▶ _Source passage_
============
As we move into 2023, augmented reality (AR) seems poised to become mainstream, with at least one research report putting the total AR market at US$36B by 2026 (source). The tools to create AR are proliferating, and the biggest tech companies and brand marketers are placing big bets on AR experiences. While we stand at the brink of this AR revolution, the question remains: how will this technology change the way we interact with the world, and more importantly, with each other?

We are eagerly observing, and participating in, the tremendous impact AR will have on merchandising on and offline. Shopify found that 38% of marketers had already used AR in 2022 (source), up 15% from 2017. We already know that brands that leverage hybrid events are creating greater degrees of engagement and AR elements will no doubt bolster campaigns even further, both IRL and IVL, throughout the path to purchase. A survey conducted by Google found that 66% of consumers are interested in using AR for help when shopping (source).

So what exactly does this look like? Here are a few of the ways AR is showing up, or moving towards, in real world consumer experiences:

Virtual Try-Ons

Clothing brands are using AR to close an important loop with consumers. Seeing a celebrity or influencer wearing the latest trend-setting hoodie on a billboard or in a video, fashion show or hybrid concert performance, etc. gives consumers an easy way to express purchase intent through a virtual try-on via QR codes, for example. Consumers simply use their smartphones to see how a piece of clothing would look on them without ever having to visit a store. This is especially beneficial for online shoppers who may be hesitant to buy clothing without first trying it on in some fashion.
============
▶ _Problem_
Repeat the passage on augmented reality between "As we move into" and "with each other?", inclusive, and swap "mainstream" for "commonplace". The records that follow have no connection to the passage on augmented reality.
============
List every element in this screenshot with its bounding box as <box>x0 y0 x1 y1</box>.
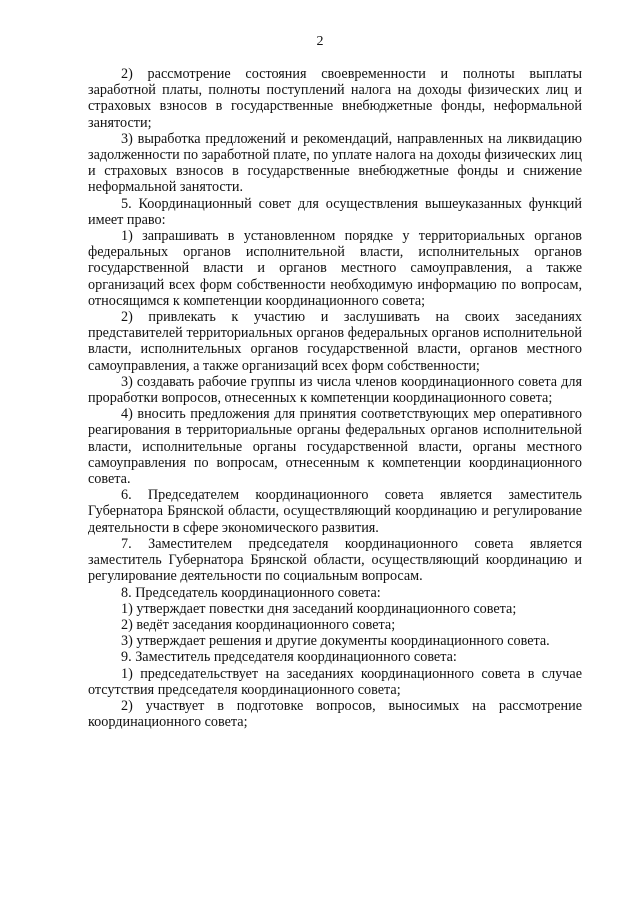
paragraph: 1) председательствует на заседаниях координационного совета в случае отсутствия председателя координационного совета; <box>88 665 582 698</box>
page-number: 2 <box>316 34 324 49</box>
paragraph: 8. Председатель координационного совета: <box>121 584 381 601</box>
paragraph: 3) выработка предложений и рекомендаций, направленных на ликвидацию задолженности по заработной плате, по уплате налога на доходы физических лиц и страховых взносов в государственные внебюджетные фонды и снижение неформальной занятости. <box>88 130 582 196</box>
paragraph: 1) утверждает повестки дня заседаний координационного совета; <box>121 600 517 617</box>
paragraph: 9. Заместитель председателя координационного совета: <box>121 649 457 666</box>
paragraph: 4) вносить предложения для принятия соответствующих мер оперативного реагирования в территориальные органы федеральных органов исполнительной власти, исполнительные органы государственной власти, органы местного самоуправления по вопросам, отнесенным к компетенции координационного совета. <box>88 406 582 488</box>
paragraph: 2) рассмотрение состояния своевременности и полноты выплаты заработной платы, полноты поступлений налога на доходы физических лиц и страховых взносов в государственные внебюджетные фонды, неформальной занятости; <box>88 66 582 131</box>
paragraph: 2) привлекать к участию и заслушивать на своих заседаниях представителей территориальных органов федеральных органов исполнительной власти, исполнительных органов государственной власти, органов местного самоуправления, а также организаций всех форм собственности; <box>88 309 582 374</box>
paragraph: 2) участвует в подготовке вопросов, выносимых на рассмотрение координационного совета; <box>88 697 582 731</box>
paragraph: 2) ведёт заседания координационного совета; <box>121 616 396 633</box>
paragraph: 3) утверждает решения и другие документы координационного совета. <box>121 633 550 650</box>
paragraph: 3) создавать рабочие группы из числа членов координационного совета для проработки вопросов, отнесенных к компетенции координационного совета; <box>88 373 582 407</box>
paragraph: 5. Координационный совет для осуществления вышеуказанных функций имеет право: <box>88 195 582 228</box>
paragraph: 6. Председателем координационного совета является заместитель Губернатора Брянской области, осуществляющий координацию и регулирование деятельности в сфере экономического развития. <box>88 487 582 536</box>
document-body <box>88 66 582 730</box>
paragraph: 7. Заместителем председателя координационного совета является заместитель Губернатора Брянской области, осуществляющий координацию и регулирование деятельности по социальным вопросам. <box>88 535 582 585</box>
paragraph: 1) запрашивать в установленном порядке у территориальных органов федеральных органов исполнительной власти, исполнительных органов государственной власти и органов местного самоуправления, а также организаций всех форм собственности необходимую информацию по вопросам, относящимся к компетенции координационного совета; <box>88 228 582 309</box>
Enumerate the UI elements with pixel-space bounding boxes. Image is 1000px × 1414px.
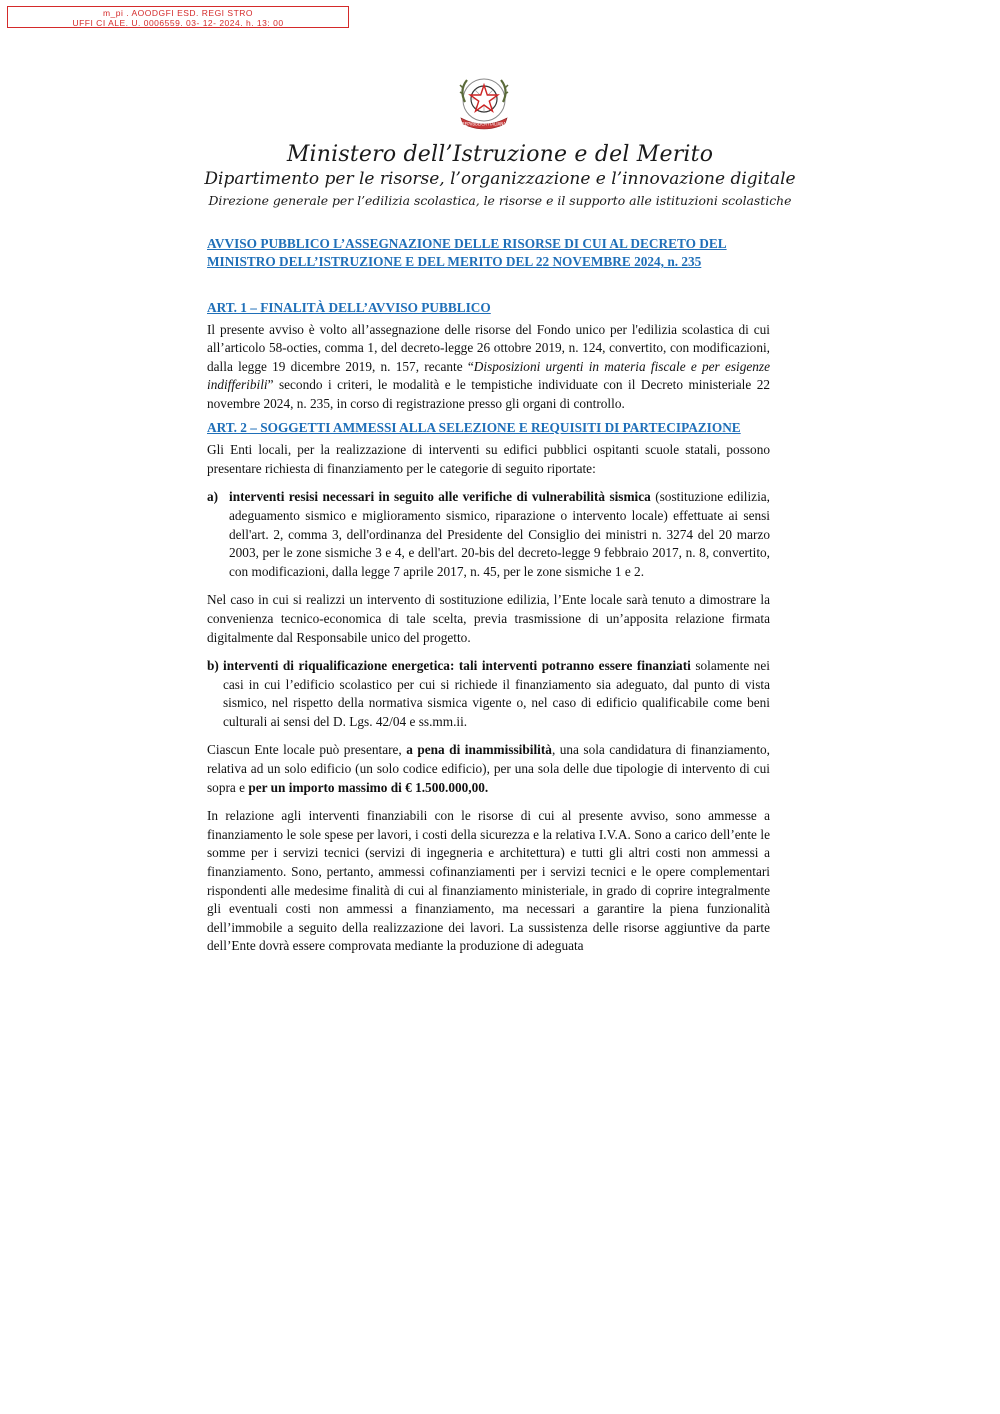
list-text-b bbox=[223, 657, 770, 731]
list-text-a bbox=[229, 488, 770, 581]
item-b-text: solamente nei casi in cui l’edificio scolastico per cui si richiede il finanziamento sia adeguato, dal punto di vista sismico, nel rispetto della normativa sismica vigente o, nel caso di edificio qualificabile come beni culturali ai sensi del D. Lgs. 42/04 e ss.mm.ii. bbox=[223, 658, 770, 729]
art1-paragraph bbox=[207, 321, 770, 414]
art2-intro: Gli Enti locali, per la realizzazione di interventi su edifici pubblici ospitanti scuole statali, possono presentare richiesta di finanziamento per le categorie di seguito riportate: bbox=[207, 442, 770, 476]
limit-text-b: , una sola candidatura di finanziamento, relativa ad un solo edificio (un solo codice edificio), per una sola delle due tipologie di intervento di cui sopra e bbox=[207, 742, 771, 795]
item-a-text: (sostituzione edilizia, adeguamento sismico e miglioramento sismico, riparazione o intervento locale) effettuate ai sensi dell'art. 2, comma 3, dell'ordinanza del Presidente del Consiglio dei ministri n. 3274 del 20 marzo 2003, per le zone sismiche 3 e 4, e dell'art. 20-bis del decreto-legge 9 febbraio 2017, n. 8, convertito, con modificazioni, dalla legge 7 aprile 2017, n. 45, per le zone sismiche 1 e 2. bbox=[229, 489, 770, 579]
svg-text:REPVBBLICA ITALIANA: REPVBBLICA ITALIANA bbox=[461, 121, 507, 127]
art1-text-a: Il presente avviso è volto all’assegnazione delle risorse del Fondo unico per l'edilizia scolastica di cui all’articolo 58-octies, comma 1, del decreto-legge 26 ottobre 2019, n. 124, convertito, con modificazioni, dalla legge 19 dicembre 2019, n. 157, recante “ bbox=[207, 321, 770, 374]
document-body bbox=[207, 235, 770, 956]
art1-text-italic: Disposizioni urgenti in materia fiscale e per esigenze indifferibili bbox=[207, 358, 771, 393]
protocol-stamp bbox=[7, 6, 349, 28]
substitution-paragraph: Nel caso in cui si realizzi un intervento di sostituzione edilizia, l’Ente locale sarà tenuto a dimostrare la convenienza tecnico-economica di tale scelta, previa trasmissione di un’apposita relazione firmata digitalmente dal Responsabile unico del progetto. bbox=[207, 592, 770, 645]
item-a-bold: interventi resisi necessari in seguito alle verifiche di vulnerabilità sismica bbox=[229, 489, 651, 505]
stamp-line-2: UFFI CI ALE. U. 0006559. 03- 12- 2024. h. 13: 00 bbox=[72, 18, 284, 28]
limit-bold-1: a pena di inammissibilità bbox=[406, 742, 552, 758]
stamp-line-1: m_pi . AOODGFI ESD. REGI STRO bbox=[102, 8, 254, 18]
list-item-a bbox=[207, 488, 770, 581]
costs-paragraph: In relazione agli interventi finanziabili con le risorse di cui al presente avviso, sono ammesse a finanziamento le sole spese per lavori, i costi della sicurezza e la relativa I.V.A. Sono a carico dell’ente le somme per i servizi tecnici (servizi di ingegneria e architettura) e tutti gli altri costi non ammessi a finanziamento. Sono, pertanto, ammessi cofinanziamenti per i servizi tecnici e le opere complementari rispondenti alle medesime finalità di cui al finanziamento ministeriale, in grado di coprire integralmente gli eventuali costi non ammessi a finanziamento, ma necessari a garantire la piena funzionalità dell’immobile a seguito della realizzazione dei lavori. La sussistenza delle risorse aggiuntive da parte dell’Ente dovrà essere comprovata mediante la produzione di adeguata bbox=[207, 808, 770, 954]
art1-heading: ART. 1 – FINALITÀ DELL’AVVISO PUBBLICO bbox=[207, 300, 491, 315]
list-mark-a: a) bbox=[207, 489, 219, 505]
direction-name: Direzione generale per l’edilizia scolastica, le risorse e il supporto alle istituzioni scolastiche bbox=[208, 193, 792, 208]
limit-bold-2: per un importo massimo di € 1.500.000,00. bbox=[248, 779, 489, 795]
limit-text-a: Ciascun Ente locale può presentare, bbox=[207, 742, 407, 758]
ministry-name: Ministero dell’Istruzione e del Merito bbox=[286, 142, 714, 167]
emblem-icon bbox=[455, 72, 513, 132]
list-mark-b: b) bbox=[207, 658, 219, 674]
art2-heading: ART. 2 – SOGGETTI AMMESSI ALLA SELEZIONE E REQUISITI DI PARTECIPAZIONE bbox=[207, 419, 741, 435]
art1-text-b: ” secondo i criteri, le modalità e le tempistiche individuate con il Decreto ministeriale 22 novembre 2024, n. 235, in corso di registrazione presso gli organi di controllo. bbox=[207, 377, 770, 411]
item-b-bold: interventi di riqualificazione energetica: tali interventi potranno essere finanziati bbox=[223, 658, 691, 674]
department-name: Dipartimento per le risorse, l’organizzazione e l’innovazione digitale bbox=[204, 169, 796, 189]
limit-paragraph bbox=[207, 741, 770, 797]
notice-title: AVVISO PUBBLICO L’ASSEGNAZIONE DELLE RISORSE DI CUI AL DECRETO DEL MINISTRO DELL’ISTRUZIONE E DEL MERITO DEL 22 NOVEMBRE 2024, n. 235 bbox=[207, 236, 727, 269]
list-item-b bbox=[207, 657, 770, 731]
============
▶ _Full answer_
As we move into 2023, augmented reality (AR) seems poised to become commonplace, with at least one research report putting the total AR market at US$36B by 2026 (source). The tools to create AR are proliferating, and the biggest tech companies and brand marketers are placing big bets on AR experiences. While we stand at the brink of this AR revolution, the question remains: how will this technology change the way we interact with the world, and more importantly, with each other?